- **Okuma Metni**:
* * *

'AYM, HDP’yi tasfiye operasyonunun yargı ayağı’

img

ANKARA - AYM’nin, tutuklu HDP’li Gülser Yıldırım’ın başvurusuna ilişkin verdiği kararın “polis fezlekesinden ibaret” olduğunu belirten HDP’li Ayşe Acar Başaran, AYM’yi “HDP’yi tasfiye operasyonunun yargı ayağını oluşturmakla” eleştirdi.

Anayasa Mahkemesi (AYM) Genel Kurulu'nun tutuklu Halkların Demokratik Partisi (HDP) Mardin Milletvekili Gülser Yıldırım’ın bireysel başvurusunu "kabul edilemez" diyerek reddetmesine tepkiler devam ediyor. 
Kararı değerlendiren HDP Hukuk Komisyonundan Sorumlu Eş Genel Başkan Yardımcısı ve Batman Milletvekili Ayşe Acar Başaran, kararın “polis fezlekesinden” ibaret olduğunu söyledi. 
 
‘AYM BİR GÜN KENDİSİNİ SORGULAYACAK’ 
 
HDP’li vekillerin tutuklandığı 4 Kasım gününü “darbe” olarak niteleyen Başaran, vekillerin tutuklanmasına gerekçe olan dosyaların içeriğinin, parti faaliyetleri çerçevesinde yapılan eylem ve etkinlikler olduğunu hatırlattı. Bu yönüyle tutuklamaların ve sonraki süreçte dokunulmazlıkların kaldırılmasının hukuki dayanağının olmadığına vurgu yapan Başaran, şöyle devam etti: “Bir gün AYM dönüp verdiği bu karara ilişkin kendisini sorgulayacak. Çünkü milletvekili dokunulmazlıkları Anayasa’ya tamamen aykırı olarak kaldırıldı. Gürsel Yıldırım’ın yargılandığı dosyalarda parti faaliyetleri çerçevesinde gerçekleştirilen eylem ve etkinliklerde yaptığı konuşmalar yer alıyor. Ancak AYM, bunu bu şekilde değerlendirmeden tamamen uzak bir şekilde, iktidarın her gün  meydanlarda, Meclis kürsülerinde tekrarladığı cümlelerin, karar olarak karşımıza çıktığı bir durum söz konusu. Bu kararda hala sonuçlanmamış dosyalar üzerinden karar mekanizması gibi davranma hali var.”

* * *

- **Sağlanan Veriler**:
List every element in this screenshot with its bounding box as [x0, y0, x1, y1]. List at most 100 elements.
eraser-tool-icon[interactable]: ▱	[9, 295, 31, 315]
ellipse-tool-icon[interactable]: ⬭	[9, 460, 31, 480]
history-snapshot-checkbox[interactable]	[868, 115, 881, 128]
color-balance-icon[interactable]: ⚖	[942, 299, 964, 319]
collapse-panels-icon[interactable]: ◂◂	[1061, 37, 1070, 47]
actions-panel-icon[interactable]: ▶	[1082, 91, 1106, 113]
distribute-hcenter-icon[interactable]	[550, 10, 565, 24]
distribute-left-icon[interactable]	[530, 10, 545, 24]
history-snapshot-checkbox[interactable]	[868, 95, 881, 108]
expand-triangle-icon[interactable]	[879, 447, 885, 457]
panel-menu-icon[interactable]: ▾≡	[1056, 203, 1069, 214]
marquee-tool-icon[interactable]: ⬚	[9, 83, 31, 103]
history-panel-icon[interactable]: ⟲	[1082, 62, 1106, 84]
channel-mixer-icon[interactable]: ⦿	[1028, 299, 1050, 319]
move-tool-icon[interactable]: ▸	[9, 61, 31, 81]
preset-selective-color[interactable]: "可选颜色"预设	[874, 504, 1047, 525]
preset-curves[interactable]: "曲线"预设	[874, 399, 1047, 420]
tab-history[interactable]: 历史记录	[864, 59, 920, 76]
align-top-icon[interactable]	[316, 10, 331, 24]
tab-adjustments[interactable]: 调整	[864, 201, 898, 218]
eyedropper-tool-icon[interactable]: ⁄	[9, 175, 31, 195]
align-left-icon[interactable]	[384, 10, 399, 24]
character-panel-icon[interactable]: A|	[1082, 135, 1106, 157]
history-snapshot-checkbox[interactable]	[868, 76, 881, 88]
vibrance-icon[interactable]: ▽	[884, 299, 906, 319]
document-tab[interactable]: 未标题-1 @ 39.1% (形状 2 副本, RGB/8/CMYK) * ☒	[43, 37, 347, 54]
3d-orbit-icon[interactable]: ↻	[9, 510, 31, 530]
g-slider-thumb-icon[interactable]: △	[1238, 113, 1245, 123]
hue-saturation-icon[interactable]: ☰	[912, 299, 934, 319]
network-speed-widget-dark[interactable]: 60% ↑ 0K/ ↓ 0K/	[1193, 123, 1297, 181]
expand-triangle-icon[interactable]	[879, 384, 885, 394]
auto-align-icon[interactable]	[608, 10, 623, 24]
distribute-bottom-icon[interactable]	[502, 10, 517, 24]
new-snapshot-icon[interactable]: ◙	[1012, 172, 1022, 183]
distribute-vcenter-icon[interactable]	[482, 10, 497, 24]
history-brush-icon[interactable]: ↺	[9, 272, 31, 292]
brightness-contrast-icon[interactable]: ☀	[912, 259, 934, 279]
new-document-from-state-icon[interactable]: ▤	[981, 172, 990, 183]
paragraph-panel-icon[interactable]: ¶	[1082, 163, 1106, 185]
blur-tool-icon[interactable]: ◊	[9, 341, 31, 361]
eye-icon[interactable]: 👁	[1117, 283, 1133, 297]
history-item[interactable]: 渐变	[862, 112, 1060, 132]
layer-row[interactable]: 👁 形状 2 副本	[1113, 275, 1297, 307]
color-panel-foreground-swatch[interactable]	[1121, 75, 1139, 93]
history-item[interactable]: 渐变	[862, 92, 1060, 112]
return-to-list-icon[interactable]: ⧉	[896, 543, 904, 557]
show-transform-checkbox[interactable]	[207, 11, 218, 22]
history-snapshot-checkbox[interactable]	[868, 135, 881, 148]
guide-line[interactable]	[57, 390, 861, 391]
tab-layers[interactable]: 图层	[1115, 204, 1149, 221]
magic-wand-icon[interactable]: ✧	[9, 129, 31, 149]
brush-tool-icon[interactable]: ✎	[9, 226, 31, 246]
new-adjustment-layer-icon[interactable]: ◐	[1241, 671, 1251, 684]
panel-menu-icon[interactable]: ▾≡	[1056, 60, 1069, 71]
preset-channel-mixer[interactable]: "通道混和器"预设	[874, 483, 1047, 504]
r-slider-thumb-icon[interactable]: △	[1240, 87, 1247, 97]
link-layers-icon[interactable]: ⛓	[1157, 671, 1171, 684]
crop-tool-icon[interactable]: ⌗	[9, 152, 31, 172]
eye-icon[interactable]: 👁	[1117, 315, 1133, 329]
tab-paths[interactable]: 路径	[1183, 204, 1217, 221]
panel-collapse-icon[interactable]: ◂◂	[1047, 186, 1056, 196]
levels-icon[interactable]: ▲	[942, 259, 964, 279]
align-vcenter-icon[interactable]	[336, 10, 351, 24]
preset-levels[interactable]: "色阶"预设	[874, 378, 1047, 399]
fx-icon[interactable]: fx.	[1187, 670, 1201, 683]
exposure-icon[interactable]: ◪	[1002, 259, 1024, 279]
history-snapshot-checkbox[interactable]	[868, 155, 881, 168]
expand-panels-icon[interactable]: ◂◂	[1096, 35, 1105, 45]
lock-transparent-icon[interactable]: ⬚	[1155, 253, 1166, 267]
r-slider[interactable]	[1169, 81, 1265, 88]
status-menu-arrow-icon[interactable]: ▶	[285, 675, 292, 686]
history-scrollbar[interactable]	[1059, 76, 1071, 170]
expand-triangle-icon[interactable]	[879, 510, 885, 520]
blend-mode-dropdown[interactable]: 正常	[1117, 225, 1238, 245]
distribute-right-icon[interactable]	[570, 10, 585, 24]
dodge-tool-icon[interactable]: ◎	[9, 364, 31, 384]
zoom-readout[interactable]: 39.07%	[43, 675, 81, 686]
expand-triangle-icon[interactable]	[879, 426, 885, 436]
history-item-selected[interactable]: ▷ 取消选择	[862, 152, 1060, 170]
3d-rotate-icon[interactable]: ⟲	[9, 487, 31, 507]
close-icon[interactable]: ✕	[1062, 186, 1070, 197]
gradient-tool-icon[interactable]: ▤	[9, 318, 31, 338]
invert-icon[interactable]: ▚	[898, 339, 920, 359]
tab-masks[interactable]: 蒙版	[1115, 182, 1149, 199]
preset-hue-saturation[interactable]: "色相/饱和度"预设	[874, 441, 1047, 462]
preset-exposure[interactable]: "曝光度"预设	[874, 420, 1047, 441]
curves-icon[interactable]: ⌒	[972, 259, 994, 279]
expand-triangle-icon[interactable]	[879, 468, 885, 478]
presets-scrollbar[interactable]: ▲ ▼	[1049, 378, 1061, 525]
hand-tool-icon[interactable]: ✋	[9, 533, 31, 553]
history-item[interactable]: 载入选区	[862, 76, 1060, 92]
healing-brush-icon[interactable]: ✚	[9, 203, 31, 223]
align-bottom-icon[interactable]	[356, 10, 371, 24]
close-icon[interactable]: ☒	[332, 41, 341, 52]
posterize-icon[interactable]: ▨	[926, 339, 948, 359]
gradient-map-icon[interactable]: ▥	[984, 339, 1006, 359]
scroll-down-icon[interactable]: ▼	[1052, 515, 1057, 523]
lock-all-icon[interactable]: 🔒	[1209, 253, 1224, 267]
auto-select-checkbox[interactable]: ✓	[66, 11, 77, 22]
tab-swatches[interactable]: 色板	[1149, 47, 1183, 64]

* * *

- **Yapılacaklar**:
A - Okuma metnine göre Ayşe Acar Başaran hangi ilin milletvekilidir?
B - Okuma metninin "Anayasa Mahkemesi (AYM)" sözcükleriyle başlayıp "ibaret olduğunu söyledi." sözcüklerine kadar süren kısmını harfi harfine aktarın.

- **Görev Bazında Çözümler**:
A - Batman milletvekilidir.

B -
Anayasa Mahkemesi (AYM) Genel Kurulu'nun tutuklu Halkların Demokratik Partisi (HDP) Mardin Milletvekili Gülser Yıldırım’ın bireysel başvurusunu "kabul edilemez" diyerek reddetmesine tepkiler devam ediyor. 
Kararı değerlendiren HDP Hukuk Komisyonundan Sorumlu Eş Genel Başkan Yardımcısı ve Batman Milletvekili Ayşe Acar Başaran, kararın “polis fezlekesinden” ibaret olduğunu söyledi.